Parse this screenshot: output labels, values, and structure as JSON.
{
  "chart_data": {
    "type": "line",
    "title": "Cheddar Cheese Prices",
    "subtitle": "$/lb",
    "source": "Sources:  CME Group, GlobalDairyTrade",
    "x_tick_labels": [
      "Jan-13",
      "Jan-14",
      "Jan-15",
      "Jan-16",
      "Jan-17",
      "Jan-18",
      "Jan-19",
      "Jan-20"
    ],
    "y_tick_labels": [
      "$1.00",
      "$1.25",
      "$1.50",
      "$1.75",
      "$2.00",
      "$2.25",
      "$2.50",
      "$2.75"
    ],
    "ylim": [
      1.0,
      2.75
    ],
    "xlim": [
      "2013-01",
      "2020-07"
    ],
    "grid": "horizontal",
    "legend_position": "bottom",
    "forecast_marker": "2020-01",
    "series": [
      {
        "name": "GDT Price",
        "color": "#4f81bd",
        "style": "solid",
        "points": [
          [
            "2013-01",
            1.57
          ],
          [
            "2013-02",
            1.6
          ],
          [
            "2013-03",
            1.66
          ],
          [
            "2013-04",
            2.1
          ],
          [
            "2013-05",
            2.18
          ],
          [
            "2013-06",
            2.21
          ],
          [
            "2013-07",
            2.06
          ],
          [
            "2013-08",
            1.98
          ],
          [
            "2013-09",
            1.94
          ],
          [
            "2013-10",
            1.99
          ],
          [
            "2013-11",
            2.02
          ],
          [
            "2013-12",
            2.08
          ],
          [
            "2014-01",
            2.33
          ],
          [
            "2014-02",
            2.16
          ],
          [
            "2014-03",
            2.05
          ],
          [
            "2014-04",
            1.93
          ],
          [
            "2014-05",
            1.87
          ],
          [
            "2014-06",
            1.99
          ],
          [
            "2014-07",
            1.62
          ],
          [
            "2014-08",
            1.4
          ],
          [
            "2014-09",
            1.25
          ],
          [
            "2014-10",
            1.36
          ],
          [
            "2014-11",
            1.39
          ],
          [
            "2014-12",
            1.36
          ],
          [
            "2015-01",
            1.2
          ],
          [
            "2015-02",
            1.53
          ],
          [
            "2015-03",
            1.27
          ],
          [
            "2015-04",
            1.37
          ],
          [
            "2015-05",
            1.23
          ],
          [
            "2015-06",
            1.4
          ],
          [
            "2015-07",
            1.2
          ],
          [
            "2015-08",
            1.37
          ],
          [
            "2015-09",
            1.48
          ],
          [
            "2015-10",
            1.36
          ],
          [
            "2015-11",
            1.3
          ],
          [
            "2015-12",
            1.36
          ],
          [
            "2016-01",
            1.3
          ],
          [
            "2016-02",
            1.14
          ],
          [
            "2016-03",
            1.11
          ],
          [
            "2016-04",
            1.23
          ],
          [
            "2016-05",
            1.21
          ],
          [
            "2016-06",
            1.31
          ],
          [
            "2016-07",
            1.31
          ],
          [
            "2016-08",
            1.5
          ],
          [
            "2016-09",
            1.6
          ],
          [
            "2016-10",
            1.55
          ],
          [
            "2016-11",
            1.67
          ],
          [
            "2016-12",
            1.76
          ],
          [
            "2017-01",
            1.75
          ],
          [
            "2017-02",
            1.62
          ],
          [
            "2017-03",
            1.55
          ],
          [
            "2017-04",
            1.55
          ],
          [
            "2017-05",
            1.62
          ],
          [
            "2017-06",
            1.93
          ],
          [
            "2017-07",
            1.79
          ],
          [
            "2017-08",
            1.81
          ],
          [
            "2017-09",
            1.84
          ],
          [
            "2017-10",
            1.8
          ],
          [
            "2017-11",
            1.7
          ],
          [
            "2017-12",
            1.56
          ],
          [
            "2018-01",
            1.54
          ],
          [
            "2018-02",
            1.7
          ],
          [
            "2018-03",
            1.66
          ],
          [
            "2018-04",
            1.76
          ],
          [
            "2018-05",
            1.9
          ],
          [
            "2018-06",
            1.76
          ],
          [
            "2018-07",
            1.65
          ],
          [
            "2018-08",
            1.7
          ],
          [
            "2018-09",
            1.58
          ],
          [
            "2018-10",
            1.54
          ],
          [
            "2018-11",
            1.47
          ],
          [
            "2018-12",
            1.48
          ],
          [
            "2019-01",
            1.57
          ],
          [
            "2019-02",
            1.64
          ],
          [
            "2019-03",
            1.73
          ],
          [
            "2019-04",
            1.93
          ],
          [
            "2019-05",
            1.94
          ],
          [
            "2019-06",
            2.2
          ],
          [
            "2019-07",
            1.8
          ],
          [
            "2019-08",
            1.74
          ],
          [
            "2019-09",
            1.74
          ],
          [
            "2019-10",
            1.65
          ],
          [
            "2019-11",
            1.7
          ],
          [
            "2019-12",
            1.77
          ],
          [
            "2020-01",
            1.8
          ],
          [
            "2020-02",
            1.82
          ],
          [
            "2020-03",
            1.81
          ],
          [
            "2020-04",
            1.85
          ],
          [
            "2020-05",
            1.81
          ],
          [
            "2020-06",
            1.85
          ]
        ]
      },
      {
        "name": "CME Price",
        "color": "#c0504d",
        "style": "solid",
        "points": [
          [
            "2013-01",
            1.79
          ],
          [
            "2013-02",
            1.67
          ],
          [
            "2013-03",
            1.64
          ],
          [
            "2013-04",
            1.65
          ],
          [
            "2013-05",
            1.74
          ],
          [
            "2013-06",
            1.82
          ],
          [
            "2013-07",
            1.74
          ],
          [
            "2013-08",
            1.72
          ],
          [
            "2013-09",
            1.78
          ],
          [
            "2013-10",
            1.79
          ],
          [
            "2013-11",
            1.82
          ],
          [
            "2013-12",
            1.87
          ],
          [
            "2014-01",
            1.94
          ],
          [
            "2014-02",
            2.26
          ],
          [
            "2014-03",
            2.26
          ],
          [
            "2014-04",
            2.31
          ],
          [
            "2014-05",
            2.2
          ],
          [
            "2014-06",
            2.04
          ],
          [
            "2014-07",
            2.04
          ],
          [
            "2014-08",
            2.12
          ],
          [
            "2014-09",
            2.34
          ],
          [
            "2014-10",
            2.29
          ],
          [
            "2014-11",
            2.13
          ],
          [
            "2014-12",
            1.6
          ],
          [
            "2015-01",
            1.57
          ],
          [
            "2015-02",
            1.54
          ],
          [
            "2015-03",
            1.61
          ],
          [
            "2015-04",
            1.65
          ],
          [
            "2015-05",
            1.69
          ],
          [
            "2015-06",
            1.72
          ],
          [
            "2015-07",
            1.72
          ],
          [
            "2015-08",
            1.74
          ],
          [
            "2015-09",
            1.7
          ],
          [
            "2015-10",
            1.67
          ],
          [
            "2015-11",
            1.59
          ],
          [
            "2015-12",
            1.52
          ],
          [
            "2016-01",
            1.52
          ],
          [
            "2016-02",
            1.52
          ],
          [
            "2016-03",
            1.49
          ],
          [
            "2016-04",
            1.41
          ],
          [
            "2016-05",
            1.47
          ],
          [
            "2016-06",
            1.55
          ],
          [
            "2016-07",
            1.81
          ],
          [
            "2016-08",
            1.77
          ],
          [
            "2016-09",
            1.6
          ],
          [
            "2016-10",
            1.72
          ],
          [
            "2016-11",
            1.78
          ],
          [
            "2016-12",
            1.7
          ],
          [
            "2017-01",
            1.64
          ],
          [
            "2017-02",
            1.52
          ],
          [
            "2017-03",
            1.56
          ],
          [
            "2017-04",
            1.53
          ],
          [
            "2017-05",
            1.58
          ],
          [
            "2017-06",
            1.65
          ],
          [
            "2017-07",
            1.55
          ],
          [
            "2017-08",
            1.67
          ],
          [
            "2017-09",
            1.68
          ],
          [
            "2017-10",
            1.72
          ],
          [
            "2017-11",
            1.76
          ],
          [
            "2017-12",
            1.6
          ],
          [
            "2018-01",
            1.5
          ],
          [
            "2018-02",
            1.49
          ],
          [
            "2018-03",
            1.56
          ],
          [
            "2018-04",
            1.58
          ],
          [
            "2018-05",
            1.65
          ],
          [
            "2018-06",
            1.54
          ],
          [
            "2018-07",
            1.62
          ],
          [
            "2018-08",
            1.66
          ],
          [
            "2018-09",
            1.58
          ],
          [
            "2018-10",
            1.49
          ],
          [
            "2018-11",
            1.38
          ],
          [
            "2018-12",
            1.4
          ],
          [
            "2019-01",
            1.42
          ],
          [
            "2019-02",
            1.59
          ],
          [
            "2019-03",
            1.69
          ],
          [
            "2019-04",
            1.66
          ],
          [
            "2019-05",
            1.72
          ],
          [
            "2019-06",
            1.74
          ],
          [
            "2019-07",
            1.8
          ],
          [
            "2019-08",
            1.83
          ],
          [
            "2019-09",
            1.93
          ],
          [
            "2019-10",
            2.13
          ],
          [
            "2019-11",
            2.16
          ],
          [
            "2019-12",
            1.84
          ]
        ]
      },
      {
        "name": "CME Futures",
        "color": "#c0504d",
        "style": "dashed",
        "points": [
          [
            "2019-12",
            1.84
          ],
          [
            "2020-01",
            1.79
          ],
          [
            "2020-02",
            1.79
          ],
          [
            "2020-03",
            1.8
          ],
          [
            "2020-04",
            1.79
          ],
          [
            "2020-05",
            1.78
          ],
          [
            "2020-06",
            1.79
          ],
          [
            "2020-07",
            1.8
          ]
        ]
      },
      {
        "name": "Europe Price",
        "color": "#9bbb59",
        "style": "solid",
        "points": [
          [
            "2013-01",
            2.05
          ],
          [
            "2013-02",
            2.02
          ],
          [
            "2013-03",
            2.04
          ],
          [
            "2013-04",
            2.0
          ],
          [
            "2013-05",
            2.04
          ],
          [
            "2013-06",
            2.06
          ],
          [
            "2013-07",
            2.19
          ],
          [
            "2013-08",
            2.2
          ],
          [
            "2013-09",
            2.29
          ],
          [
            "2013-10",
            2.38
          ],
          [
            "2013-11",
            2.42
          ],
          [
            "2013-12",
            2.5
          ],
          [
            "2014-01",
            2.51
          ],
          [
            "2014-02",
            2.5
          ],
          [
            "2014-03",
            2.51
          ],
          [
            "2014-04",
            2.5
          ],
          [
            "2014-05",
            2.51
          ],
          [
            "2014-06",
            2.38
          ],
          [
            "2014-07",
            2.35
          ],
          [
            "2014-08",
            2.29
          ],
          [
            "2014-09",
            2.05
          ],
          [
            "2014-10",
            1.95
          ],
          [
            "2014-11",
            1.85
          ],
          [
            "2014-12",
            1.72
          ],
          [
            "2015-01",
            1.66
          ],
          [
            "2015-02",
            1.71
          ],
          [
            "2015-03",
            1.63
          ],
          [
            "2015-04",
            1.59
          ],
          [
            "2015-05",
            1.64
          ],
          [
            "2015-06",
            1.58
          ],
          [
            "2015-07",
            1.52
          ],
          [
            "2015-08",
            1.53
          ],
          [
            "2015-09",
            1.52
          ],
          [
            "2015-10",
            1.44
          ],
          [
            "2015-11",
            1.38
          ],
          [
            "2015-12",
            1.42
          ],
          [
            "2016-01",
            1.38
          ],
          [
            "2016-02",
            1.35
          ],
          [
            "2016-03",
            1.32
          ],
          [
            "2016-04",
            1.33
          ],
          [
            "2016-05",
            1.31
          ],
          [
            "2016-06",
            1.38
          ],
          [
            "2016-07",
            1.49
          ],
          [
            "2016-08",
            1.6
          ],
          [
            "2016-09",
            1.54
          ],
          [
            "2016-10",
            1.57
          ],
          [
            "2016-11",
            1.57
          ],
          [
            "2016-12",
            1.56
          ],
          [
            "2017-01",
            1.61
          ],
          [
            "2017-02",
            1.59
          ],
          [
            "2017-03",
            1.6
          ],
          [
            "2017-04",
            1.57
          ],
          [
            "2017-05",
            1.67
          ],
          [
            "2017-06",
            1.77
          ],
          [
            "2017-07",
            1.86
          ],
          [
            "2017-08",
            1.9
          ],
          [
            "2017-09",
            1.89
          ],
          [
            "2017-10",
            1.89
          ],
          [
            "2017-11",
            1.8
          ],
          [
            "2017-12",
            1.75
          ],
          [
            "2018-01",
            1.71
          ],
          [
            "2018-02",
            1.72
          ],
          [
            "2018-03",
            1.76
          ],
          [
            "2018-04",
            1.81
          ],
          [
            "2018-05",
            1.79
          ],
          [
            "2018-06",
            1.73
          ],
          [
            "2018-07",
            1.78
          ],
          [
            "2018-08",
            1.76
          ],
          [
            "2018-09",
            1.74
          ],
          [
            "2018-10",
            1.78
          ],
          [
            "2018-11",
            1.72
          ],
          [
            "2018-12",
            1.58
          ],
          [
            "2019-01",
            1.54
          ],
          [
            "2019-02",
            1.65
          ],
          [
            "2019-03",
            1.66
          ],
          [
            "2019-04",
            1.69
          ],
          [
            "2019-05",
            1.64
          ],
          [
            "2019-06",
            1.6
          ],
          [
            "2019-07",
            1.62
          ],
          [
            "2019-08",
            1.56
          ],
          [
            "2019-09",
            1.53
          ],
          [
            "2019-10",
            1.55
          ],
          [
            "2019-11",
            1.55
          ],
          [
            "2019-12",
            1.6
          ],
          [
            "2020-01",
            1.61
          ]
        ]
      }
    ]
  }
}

────

* _DIRECTIONS_
What is the number of lines that hold the string "name"? Give it alone.

* _TASK OUTPUT_
4